Data records

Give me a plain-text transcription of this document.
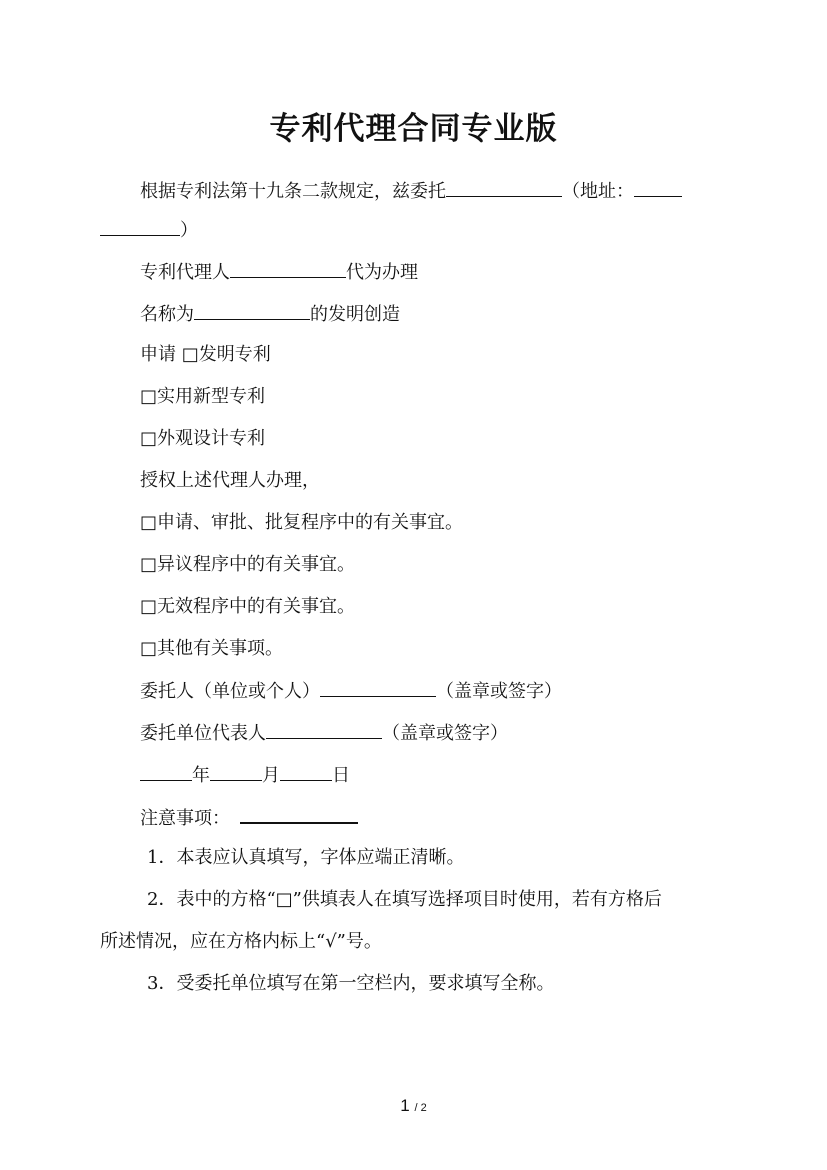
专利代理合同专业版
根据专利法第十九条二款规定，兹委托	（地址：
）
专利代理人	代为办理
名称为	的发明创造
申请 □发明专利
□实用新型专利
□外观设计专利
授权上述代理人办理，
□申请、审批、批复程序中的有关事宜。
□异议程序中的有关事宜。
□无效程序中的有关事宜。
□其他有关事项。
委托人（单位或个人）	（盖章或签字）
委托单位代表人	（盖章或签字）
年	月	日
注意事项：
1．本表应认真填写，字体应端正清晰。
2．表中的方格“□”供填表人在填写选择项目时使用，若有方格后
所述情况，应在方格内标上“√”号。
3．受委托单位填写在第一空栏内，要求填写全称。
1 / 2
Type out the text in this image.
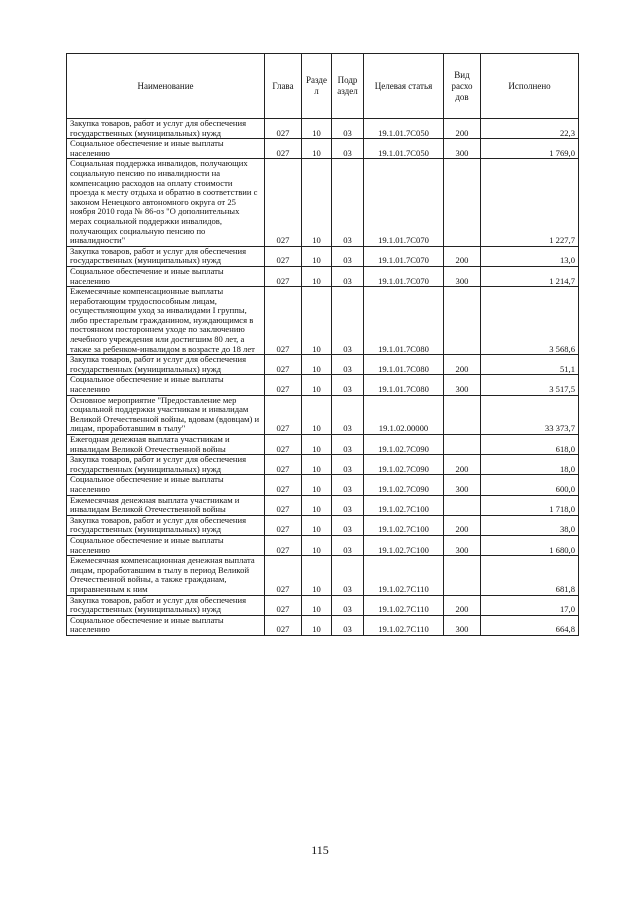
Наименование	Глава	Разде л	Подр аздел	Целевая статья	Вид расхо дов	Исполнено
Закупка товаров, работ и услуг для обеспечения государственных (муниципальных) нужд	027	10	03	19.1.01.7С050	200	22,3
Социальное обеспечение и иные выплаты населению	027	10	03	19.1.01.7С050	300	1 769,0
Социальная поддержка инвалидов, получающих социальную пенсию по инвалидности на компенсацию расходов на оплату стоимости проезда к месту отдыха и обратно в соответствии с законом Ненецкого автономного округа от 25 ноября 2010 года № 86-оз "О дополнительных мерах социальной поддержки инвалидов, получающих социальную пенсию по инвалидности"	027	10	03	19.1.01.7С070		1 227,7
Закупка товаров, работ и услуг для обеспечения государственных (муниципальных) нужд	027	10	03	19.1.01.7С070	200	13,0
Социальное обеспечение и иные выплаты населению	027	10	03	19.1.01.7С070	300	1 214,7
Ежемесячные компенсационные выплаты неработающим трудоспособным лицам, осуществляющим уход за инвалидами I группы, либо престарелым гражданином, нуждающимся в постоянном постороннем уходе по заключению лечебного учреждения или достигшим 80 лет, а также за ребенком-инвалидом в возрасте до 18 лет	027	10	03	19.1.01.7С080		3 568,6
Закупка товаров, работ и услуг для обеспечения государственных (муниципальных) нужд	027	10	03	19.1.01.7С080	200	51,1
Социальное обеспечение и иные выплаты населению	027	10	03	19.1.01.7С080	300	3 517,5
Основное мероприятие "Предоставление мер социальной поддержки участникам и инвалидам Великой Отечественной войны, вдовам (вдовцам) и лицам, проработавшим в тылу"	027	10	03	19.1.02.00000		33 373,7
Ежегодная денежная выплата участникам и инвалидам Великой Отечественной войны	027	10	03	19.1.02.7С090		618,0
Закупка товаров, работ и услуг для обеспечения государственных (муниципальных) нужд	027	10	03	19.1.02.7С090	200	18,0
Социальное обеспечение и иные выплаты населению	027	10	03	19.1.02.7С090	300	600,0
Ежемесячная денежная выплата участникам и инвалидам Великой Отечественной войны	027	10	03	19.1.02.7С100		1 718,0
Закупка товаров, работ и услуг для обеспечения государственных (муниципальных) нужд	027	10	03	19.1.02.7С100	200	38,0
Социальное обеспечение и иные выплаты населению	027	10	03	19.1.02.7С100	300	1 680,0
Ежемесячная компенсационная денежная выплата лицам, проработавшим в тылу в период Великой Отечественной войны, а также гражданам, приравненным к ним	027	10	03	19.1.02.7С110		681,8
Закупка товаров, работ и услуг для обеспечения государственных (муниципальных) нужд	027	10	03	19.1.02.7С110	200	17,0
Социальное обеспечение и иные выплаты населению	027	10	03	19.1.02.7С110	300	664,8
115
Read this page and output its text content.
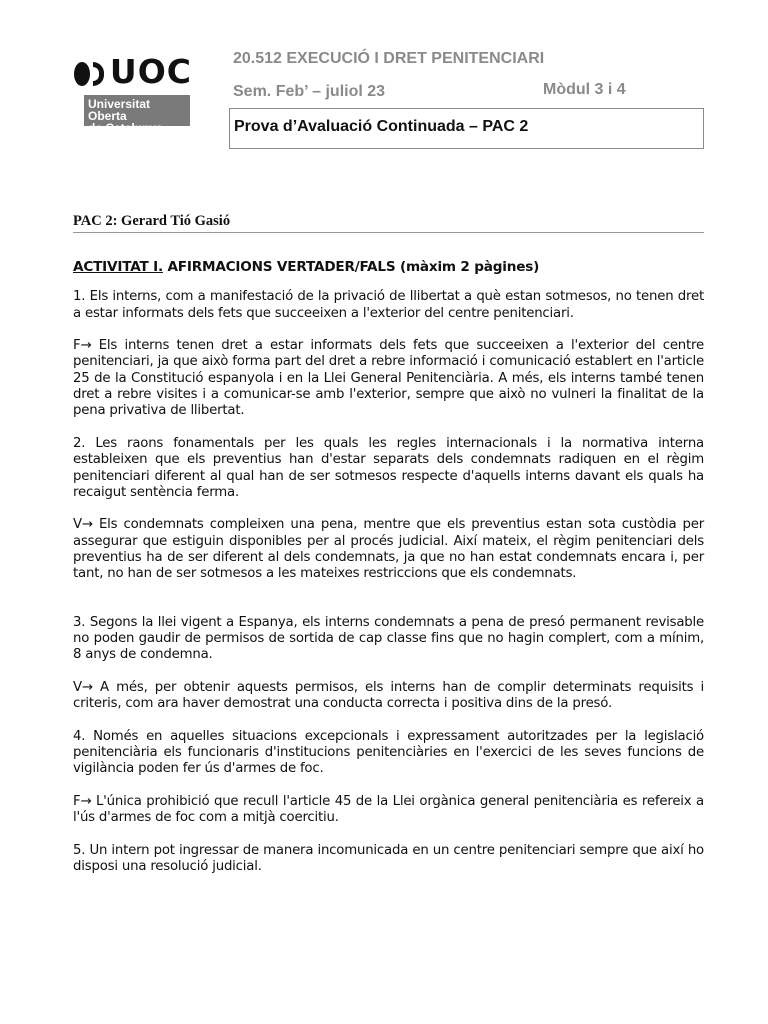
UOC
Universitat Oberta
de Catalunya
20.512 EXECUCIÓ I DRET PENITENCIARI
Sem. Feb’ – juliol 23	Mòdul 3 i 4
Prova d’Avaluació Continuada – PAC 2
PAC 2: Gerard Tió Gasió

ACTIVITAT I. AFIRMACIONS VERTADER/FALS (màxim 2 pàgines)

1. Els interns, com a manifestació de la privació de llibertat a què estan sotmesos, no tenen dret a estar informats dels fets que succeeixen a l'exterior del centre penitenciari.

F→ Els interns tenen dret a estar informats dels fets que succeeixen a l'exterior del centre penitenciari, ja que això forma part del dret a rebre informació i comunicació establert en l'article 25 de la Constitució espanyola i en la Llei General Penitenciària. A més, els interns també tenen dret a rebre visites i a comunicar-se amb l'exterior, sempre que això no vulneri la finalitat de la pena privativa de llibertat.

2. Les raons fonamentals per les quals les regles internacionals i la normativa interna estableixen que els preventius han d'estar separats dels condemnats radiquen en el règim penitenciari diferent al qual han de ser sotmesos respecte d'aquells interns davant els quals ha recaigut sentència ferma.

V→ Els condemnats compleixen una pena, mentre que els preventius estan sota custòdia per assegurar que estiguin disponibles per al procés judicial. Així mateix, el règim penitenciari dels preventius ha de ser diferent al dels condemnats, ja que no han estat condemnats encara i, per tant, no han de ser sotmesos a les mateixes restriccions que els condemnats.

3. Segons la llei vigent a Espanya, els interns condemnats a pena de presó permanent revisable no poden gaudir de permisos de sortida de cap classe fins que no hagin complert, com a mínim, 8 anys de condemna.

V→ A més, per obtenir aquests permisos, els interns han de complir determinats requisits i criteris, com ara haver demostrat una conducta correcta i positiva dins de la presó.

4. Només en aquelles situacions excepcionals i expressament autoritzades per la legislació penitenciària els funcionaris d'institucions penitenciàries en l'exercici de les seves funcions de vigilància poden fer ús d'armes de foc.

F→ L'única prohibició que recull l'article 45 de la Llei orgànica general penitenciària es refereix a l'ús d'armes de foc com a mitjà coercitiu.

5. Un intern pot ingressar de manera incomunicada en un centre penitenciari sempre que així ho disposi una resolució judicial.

[REQUIRED WORK]
Restate the whole of the material word for word without the pictures.

[ANSWER TO THIS PROBLEM]
Give me a plain-text transcription of this document.
专利代理合同专业版
根据专利法第十九条二款规定，兹委托	（地址：
）
专利代理人	代为办理
名称为	的发明创造
申请 □发明专利
□实用新型专利
□外观设计专利
授权上述代理人办理，
□申请、审批、批复程序中的有关事宜。
□异议程序中的有关事宜。
□无效程序中的有关事宜。
□其他有关事项。
委托人（单位或个人）	（盖章或签字）
委托单位代表人	（盖章或签字）
年	月	日
注意事项：
1．本表应认真填写，字体应端正清晰。
2．表中的方格“□”供填表人在填写选择项目时使用，若有方格后
所述情况，应在方格内标上“√”号。
3．受委托单位填写在第一空栏内，要求填写全称。
1 / 2
Type out the text in this image.
Наименование	Глава	Разде л	Подр аздел	Целевая статья	Вид расхо дов	Исполнено
Закупка товаров, работ и услуг для обеспечения государственных (муниципальных) нужд	027	10	03	19.1.01.7С050	200	22,3
Социальное обеспечение и иные выплаты населению	027	10	03	19.1.01.7С050	300	1 769,0
Социальная поддержка инвалидов, получающих социальную пенсию по инвалидности на компенсацию расходов на оплату стоимости проезда к месту отдыха и обратно в соответствии с законом Ненецкого автономного округа от 25 ноября 2010 года № 86-оз "О дополнительных мерах социальной поддержки инвалидов, получающих социальную пенсию по инвалидности"	027	10	03	19.1.01.7С070		1 227,7
Закупка товаров, работ и услуг для обеспечения государственных (муниципальных) нужд	027	10	03	19.1.01.7С070	200	13,0
Социальное обеспечение и иные выплаты населению	027	10	03	19.1.01.7С070	300	1 214,7
Ежемесячные компенсационные выплаты неработающим трудоспособным лицам, осуществляющим уход за инвалидами I группы, либо престарелым гражданином, нуждающимся в постоянном постороннем уходе по заключению лечебного учреждения или достигшим 80 лет, а также за ребенком-инвалидом в возрасте до 18 лет	027	10	03	19.1.01.7С080		3 568,6
Закупка товаров, работ и услуг для обеспечения государственных (муниципальных) нужд	027	10	03	19.1.01.7С080	200	51,1
Социальное обеспечение и иные выплаты населению	027	10	03	19.1.01.7С080	300	3 517,5
Основное мероприятие "Предоставление мер социальной поддержки участникам и инвалидам Великой Отечественной войны, вдовам (вдовцам) и лицам, проработавшим в тылу"	027	10	03	19.1.02.00000		33 373,7
Ежегодная денежная выплата участникам и инвалидам Великой Отечественной войны	027	10	03	19.1.02.7С090		618,0
Закупка товаров, работ и услуг для обеспечения государственных (муниципальных) нужд	027	10	03	19.1.02.7С090	200	18,0
Социальное обеспечение и иные выплаты населению	027	10	03	19.1.02.7С090	300	600,0
Ежемесячная денежная выплата участникам и инвалидам Великой Отечественной войны	027	10	03	19.1.02.7С100		1 718,0
Закупка товаров, работ и услуг для обеспечения государственных (муниципальных) нужд	027	10	03	19.1.02.7С100	200	38,0
Социальное обеспечение и иные выплаты населению	027	10	03	19.1.02.7С100	300	1 680,0
Ежемесячная компенсационная денежная выплата лицам, проработавшим в тылу в период Великой Отечественной войны, а также гражданам, приравненным к ним	027	10	03	19.1.02.7С110		681,8
Закупка товаров, работ и услуг для обеспечения государственных (муниципальных) нужд	027	10	03	19.1.02.7С110	200	17,0
Социальное обеспечение и иные выплаты населению	027	10	03	19.1.02.7С110	300	664,8
115
Read this page and output its text content.
UOC
Universitat Oberta
de Catalunya
20.512 EXECUCIÓ I DRET PENITENCIARI
Sem. Feb’ – juliol 23	Mòdul 3 i 4
Prova d’Avaluació Continuada – PAC 2
PAC 2: Gerard Tió Gasió

ACTIVITAT I. AFIRMACIONS VERTADER/FALS (màxim 2 pàgines)

1. Els interns, com a manifestació de la privació de llibertat a què estan sotmesos, no tenen dret a estar informats dels fets que succeeixen a l'exterior del centre penitenciari.

F→ Els interns tenen dret a estar informats dels fets que succeeixen a l'exterior del centre penitenciari, ja que això forma part del dret a rebre informació i comunicació establert en l'article 25 de la Constitució espanyola i en la Llei General Penitenciària. A més, els interns també tenen dret a rebre visites i a comunicar-se amb l'exterior, sempre que això no vulneri la finalitat de la pena privativa de llibertat.

2. Les raons fonamentals per les quals les regles internacionals i la normativa interna estableixen que els preventius han d'estar separats dels condemnats radiquen en el règim penitenciari diferent al qual han de ser sotmesos respecte d'aquells interns davant els quals ha recaigut sentència ferma.

V→ Els condemnats compleixen una pena, mentre que els preventius estan sota custòdia per assegurar que estiguin disponibles per al procés judicial. Així mateix, el règim penitenciari dels preventius ha de ser diferent al dels condemnats, ja que no han estat condemnats encara i, per tant, no han de ser sotmesos a les mateixes restriccions que els condemnats.

3. Segons la llei vigent a Espanya, els interns condemnats a pena de presó permanent revisable no poden gaudir de permisos de sortida de cap classe fins que no hagin complert, com a mínim, 8 anys de condemna.

V→ A més, per obtenir aquests permisos, els interns han de complir determinats requisits i criteris, com ara haver demostrat una conducta correcta i positiva dins de la presó.

4. Només en aquelles situacions excepcionals i expressament autoritzades per la legislació penitenciària els funcionaris d'institucions penitenciàries en l'exercici de les seves funcions de vigilància poden fer ús d'armes de foc.

F→ L'única prohibició que recull l'article 45 de la Llei orgànica general penitenciària es refereix a l'ús d'armes de foc com a mitjà coercitiu.

5. Un intern pot ingressar de manera incomunicada en un centre penitenciari sempre que així ho disposi una resolució judicial.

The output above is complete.